--- start Data shown ---
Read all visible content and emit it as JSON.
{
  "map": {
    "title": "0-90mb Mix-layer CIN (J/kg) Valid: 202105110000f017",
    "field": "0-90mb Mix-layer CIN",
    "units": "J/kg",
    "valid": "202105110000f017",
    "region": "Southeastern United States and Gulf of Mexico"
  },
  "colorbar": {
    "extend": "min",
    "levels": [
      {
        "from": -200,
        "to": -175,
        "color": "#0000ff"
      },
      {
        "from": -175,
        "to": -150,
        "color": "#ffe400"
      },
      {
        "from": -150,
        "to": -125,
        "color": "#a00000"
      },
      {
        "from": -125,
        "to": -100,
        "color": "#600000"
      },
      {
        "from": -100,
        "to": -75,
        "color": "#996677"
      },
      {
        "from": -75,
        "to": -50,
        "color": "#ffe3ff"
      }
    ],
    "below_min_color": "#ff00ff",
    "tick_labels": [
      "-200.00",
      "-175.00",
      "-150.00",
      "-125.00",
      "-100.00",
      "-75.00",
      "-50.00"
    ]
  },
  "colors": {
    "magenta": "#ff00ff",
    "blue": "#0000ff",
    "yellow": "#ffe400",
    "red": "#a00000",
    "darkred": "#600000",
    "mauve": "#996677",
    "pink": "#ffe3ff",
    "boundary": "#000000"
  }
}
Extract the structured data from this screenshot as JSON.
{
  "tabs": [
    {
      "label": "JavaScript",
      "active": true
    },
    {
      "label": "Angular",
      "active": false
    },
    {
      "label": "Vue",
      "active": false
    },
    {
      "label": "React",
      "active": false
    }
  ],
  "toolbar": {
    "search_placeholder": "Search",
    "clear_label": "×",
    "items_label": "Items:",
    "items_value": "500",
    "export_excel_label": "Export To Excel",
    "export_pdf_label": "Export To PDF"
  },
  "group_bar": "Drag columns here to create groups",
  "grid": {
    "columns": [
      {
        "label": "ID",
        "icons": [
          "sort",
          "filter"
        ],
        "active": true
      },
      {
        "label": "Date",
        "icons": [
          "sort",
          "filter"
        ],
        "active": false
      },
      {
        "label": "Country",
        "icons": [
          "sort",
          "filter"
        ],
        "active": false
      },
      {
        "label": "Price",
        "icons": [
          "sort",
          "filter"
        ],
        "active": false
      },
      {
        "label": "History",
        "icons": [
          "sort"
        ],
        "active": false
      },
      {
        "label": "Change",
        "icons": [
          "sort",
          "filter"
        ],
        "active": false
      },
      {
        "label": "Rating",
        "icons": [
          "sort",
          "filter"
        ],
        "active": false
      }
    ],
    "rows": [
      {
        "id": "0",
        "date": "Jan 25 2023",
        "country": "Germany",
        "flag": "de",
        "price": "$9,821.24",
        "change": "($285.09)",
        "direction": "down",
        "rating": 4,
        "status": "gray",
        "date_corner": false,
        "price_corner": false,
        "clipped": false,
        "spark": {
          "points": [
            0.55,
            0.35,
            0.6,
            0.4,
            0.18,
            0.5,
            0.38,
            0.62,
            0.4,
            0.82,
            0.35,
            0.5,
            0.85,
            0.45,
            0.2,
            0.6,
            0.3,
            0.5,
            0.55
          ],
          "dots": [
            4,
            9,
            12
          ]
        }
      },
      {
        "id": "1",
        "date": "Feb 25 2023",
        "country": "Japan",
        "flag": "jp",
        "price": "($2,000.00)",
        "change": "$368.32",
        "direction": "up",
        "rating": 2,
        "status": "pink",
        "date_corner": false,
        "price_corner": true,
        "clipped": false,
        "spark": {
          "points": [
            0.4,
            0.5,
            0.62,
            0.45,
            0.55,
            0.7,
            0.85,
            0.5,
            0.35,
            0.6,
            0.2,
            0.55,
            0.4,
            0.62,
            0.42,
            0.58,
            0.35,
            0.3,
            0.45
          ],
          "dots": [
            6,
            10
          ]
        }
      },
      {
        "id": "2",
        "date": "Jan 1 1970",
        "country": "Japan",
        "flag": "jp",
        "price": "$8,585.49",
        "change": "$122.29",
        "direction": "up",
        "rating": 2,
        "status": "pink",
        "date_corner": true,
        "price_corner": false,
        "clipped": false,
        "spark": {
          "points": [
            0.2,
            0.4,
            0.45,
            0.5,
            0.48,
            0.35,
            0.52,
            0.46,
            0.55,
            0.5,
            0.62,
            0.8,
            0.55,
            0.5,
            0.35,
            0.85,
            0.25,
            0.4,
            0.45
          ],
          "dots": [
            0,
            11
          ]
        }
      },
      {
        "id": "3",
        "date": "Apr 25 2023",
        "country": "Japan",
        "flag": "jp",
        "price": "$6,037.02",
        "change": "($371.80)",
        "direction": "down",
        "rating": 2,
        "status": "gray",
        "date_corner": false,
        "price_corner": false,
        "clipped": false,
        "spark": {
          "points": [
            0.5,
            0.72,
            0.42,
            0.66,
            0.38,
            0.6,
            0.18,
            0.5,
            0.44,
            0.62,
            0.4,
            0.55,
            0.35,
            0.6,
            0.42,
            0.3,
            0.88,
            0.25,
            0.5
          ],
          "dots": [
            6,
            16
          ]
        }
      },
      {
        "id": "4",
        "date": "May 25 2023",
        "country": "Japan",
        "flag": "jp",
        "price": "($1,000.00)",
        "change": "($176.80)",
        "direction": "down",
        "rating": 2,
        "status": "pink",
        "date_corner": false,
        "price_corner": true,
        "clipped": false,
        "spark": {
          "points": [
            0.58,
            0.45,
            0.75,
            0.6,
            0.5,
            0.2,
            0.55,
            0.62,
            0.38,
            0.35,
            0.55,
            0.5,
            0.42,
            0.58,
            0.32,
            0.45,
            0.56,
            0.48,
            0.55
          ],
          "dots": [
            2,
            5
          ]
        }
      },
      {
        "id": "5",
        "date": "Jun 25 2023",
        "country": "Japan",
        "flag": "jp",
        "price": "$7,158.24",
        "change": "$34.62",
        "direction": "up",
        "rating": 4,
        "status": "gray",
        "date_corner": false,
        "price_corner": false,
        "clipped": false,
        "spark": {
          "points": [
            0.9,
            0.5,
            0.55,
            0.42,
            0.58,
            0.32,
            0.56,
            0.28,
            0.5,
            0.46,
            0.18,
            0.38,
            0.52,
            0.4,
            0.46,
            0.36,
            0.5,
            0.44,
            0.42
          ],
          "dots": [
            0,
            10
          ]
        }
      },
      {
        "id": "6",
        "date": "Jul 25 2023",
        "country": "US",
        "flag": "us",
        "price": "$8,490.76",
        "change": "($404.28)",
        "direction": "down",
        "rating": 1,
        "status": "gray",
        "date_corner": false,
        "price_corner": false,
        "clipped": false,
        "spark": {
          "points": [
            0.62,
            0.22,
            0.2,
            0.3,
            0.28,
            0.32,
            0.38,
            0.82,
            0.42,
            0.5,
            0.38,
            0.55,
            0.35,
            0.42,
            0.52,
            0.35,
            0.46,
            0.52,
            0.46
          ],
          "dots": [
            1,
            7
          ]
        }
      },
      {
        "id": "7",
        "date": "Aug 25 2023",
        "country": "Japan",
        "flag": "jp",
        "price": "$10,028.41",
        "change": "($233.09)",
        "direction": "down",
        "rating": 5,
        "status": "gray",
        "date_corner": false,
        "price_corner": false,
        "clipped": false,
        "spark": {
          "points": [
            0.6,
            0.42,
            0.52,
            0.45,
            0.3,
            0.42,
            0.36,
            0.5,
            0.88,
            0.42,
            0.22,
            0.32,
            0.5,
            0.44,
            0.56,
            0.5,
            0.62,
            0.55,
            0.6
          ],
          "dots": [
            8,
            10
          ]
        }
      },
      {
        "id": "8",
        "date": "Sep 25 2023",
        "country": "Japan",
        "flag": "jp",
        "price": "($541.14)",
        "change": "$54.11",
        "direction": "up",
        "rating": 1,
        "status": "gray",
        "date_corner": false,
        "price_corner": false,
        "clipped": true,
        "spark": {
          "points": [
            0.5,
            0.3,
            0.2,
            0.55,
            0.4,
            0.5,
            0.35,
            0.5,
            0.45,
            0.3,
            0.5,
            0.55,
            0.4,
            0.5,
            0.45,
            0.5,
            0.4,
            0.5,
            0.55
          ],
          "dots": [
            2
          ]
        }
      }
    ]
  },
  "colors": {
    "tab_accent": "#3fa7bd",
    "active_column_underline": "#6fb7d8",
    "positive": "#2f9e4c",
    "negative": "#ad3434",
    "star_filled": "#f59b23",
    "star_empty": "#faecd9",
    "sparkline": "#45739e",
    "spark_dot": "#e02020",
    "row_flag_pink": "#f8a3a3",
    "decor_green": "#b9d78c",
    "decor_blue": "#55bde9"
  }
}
--- end Data shown ---
• To be done
Copy each line of the preceding data that contains the string "columns".

• Response for this exercise
  "group_bar": "Drag columns here to create groups",
    "columns": [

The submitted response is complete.